WHAT NEEDS TO BE DONE: Quote the lines below exactly, from the one that holds "Extract the structured" through the final line of the records, and only those.

** START OF ENTRIES **

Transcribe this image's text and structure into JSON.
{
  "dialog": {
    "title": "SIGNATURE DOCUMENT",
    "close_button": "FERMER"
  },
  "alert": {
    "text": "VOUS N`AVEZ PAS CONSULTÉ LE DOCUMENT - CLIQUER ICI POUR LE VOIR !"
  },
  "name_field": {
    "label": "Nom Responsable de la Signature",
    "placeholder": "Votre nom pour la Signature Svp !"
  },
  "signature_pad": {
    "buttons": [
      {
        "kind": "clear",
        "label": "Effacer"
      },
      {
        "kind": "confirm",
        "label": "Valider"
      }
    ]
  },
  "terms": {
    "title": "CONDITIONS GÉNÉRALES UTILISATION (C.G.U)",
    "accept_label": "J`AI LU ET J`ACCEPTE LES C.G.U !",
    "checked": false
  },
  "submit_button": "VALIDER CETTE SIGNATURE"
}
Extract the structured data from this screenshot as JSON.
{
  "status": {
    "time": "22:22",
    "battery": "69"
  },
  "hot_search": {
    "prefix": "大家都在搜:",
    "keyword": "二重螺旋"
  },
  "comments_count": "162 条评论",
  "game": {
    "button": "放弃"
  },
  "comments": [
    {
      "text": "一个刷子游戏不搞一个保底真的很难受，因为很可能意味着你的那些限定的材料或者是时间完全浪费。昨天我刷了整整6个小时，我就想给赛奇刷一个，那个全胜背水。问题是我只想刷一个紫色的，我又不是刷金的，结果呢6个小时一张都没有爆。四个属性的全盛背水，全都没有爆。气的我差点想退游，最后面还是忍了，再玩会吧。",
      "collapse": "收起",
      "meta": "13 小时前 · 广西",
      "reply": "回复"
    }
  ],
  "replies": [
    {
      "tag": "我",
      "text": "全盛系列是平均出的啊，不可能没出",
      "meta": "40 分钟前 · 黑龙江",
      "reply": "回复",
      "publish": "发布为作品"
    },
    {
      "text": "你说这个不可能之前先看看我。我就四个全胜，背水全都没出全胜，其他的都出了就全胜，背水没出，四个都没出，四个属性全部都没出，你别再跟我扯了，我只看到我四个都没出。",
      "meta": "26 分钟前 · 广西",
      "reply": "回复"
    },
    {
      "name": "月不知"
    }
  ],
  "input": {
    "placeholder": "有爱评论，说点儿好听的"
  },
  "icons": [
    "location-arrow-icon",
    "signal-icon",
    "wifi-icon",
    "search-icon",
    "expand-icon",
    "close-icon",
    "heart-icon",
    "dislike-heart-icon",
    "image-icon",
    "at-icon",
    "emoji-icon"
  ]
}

** END OF ENTRIES **

OUTPUT BELOW:
Extract the structured data from this screenshot as JSON.
{
  "status": {
    "time": "22:22",
    "battery": "69"
  },
  "hot_search": {
    "prefix": "大家都在搜:",
    "keyword": "二重螺旋"
  },
  "comments_count": "162 条评论",
  "game": {
    "button": "放弃"
  },
  "comments": [
    {
      "text": "一个刷子游戏不搞一个保底真的很难受，因为很可能意味着你的那些限定的材料或者是时间完全浪费。昨天我刷了整整6个小时，我就想给赛奇刷一个，那个全胜背水。问题是我只想刷一个紫色的，我又不是刷金的，结果呢6个小时一张都没有爆。四个属性的全盛背水，全都没有爆。气的我差点想退游，最后面还是忍了，再玩会吧。",
      "collapse": "收起",
      "meta": "13 小时前 · 广西",
      "reply": "回复"
    }
  ],
  "replies": [
    {
      "tag": "我",
      "text": "全盛系列是平均出的啊，不可能没出",
      "meta": "40 分钟前 · 黑龙江",
      "reply": "回复",
      "publish": "发布为作品"
    },
    {
      "text": "你说这个不可能之前先看看我。我就四个全胜，背水全都没出全胜，其他的都出了就全胜，背水没出，四个都没出，四个属性全部都没出，你别再跟我扯了，我只看到我四个都没出。",
      "meta": "26 分钟前 · 广西",
      "reply": "回复"
    },
    {
      "name": "月不知"
    }
  ],
  "input": {
    "placeholder": "有爱评论，说点儿好听的"
  },
  "icons": [
    "location-arrow-icon",
    "signal-icon",
    "wifi-icon",
    "search-icon",
    "expand-icon",
    "close-icon",
    "heart-icon",
    "dislike-heart-icon",
    "image-icon",
    "at-icon",
    "emoji-icon"
  ]
}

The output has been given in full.